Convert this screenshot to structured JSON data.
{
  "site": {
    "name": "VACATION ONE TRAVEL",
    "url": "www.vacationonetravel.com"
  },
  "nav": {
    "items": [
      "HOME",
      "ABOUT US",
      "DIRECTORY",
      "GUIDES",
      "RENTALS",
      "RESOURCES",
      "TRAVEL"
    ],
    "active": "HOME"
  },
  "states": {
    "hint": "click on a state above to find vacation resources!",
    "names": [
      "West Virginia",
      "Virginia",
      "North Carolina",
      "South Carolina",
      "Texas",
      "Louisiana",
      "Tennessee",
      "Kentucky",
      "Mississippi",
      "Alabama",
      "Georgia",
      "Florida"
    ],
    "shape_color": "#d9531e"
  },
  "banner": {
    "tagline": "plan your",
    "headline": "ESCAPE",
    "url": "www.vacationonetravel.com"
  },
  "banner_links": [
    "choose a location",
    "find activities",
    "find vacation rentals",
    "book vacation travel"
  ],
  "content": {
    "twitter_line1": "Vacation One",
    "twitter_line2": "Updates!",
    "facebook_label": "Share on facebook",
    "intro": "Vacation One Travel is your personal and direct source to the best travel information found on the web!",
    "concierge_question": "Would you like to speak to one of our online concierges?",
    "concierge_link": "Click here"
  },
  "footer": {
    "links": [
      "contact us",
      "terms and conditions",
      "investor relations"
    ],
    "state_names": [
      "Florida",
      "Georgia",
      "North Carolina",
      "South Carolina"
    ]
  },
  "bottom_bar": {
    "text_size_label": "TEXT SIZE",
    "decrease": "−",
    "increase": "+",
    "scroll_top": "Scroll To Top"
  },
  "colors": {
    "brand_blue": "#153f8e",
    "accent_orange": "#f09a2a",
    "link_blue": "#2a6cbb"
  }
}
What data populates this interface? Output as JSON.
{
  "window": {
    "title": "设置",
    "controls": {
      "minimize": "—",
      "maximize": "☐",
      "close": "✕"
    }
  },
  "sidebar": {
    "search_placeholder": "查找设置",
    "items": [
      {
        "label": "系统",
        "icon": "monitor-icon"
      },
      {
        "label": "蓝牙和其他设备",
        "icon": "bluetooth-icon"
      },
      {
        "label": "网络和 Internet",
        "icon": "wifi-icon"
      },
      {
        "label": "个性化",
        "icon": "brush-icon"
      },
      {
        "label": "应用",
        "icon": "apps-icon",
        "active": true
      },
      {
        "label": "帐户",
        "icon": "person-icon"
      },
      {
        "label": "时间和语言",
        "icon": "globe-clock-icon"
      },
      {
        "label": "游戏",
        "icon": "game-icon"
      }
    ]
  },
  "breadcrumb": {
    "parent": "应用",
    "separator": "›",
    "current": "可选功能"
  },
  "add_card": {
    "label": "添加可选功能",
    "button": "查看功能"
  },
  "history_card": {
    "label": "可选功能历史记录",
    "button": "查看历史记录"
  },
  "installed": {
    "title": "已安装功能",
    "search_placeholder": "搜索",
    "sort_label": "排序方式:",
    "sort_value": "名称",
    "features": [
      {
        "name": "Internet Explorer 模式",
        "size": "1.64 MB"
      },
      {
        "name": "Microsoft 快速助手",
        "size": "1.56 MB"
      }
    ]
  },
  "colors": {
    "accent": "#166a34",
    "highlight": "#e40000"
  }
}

+++

## The request
Write all of the records out again exactly.

## Solution for this exercise
Convert this screenshot to structured JSON data.
{
  "site": {
    "name": "VACATION ONE TRAVEL",
    "url": "www.vacationonetravel.com"
  },
  "nav": {
    "items": [
      "HOME",
      "ABOUT US",
      "DIRECTORY",
      "GUIDES",
      "RENTALS",
      "RESOURCES",
      "TRAVEL"
    ],
    "active": "HOME"
  },
  "states": {
    "hint": "click on a state above to find vacation resources!",
    "names": [
      "West Virginia",
      "Virginia",
      "North Carolina",
      "South Carolina",
      "Texas",
      "Louisiana",
      "Tennessee",
      "Kentucky",
      "Mississippi",
      "Alabama",
      "Georgia",
      "Florida"
    ],
    "shape_color": "#d9531e"
  },
  "banner": {
    "tagline": "plan your",
    "headline": "ESCAPE",
    "url": "www.vacationonetravel.com"
  },
  "banner_links": [
    "choose a location",
    "find activities",
    "find vacation rentals",
    "book vacation travel"
  ],
  "content": {
    "twitter_line1": "Vacation One",
    "twitter_line2": "Updates!",
    "facebook_label": "Share on facebook",
    "intro": "Vacation One Travel is your personal and direct source to the best travel information found on the web!",
    "concierge_question": "Would you like to speak to one of our online concierges?",
    "concierge_link": "Click here"
  },
  "footer": {
    "links": [
      "contact us",
      "terms and conditions",
      "investor relations"
    ],
    "state_names": [
      "Florida",
      "Georgia",
      "North Carolina",
      "South Carolina"
    ]
  },
  "bottom_bar": {
    "text_size_label": "TEXT SIZE",
    "decrease": "−",
    "increase": "+",
    "scroll_top": "Scroll To Top"
  },
  "colors": {
    "brand_blue": "#153f8e",
    "accent_orange": "#f09a2a",
    "link_blue": "#2a6cbb"
  }
}
What data populates this interface? Output as JSON.
{
  "window": {
    "title": "设置",
    "controls": {
      "minimize": "—",
      "maximize": "☐",
      "close": "✕"
    }
  },
  "sidebar": {
    "search_placeholder": "查找设置",
    "items": [
      {
        "label": "系统",
        "icon": "monitor-icon"
      },
      {
        "label": "蓝牙和其他设备",
        "icon": "bluetooth-icon"
      },
      {
        "label": "网络和 Internet",
        "icon": "wifi-icon"
      },
      {
        "label": "个性化",
        "icon": "brush-icon"
      },
      {
        "label": "应用",
        "icon": "apps-icon",
        "active": true
      },
      {
        "label": "帐户",
        "icon": "person-icon"
      },
      {
        "label": "时间和语言",
        "icon": "globe-clock-icon"
      },
      {
        "label": "游戏",
        "icon": "game-icon"
      }
    ]
  },
  "breadcrumb": {
    "parent": "应用",
    "separator": "›",
    "current": "可选功能"
  },
  "add_card": {
    "label": "添加可选功能",
    "button": "查看功能"
  },
  "history_card": {
    "label": "可选功能历史记录",
    "button": "查看历史记录"
  },
  "installed": {
    "title": "已安装功能",
    "search_placeholder": "搜索",
    "sort_label": "排序方式:",
    "sort_value": "名称",
    "features": [
      {
        "name": "Internet Explorer 模式",
        "size": "1.64 MB"
      },
      {
        "name": "Microsoft 快速助手",
        "size": "1.56 MB"
      }
    ]
  },
  "colors": {
    "accent": "#166a34",
    "highlight": "#e40000"
  }
}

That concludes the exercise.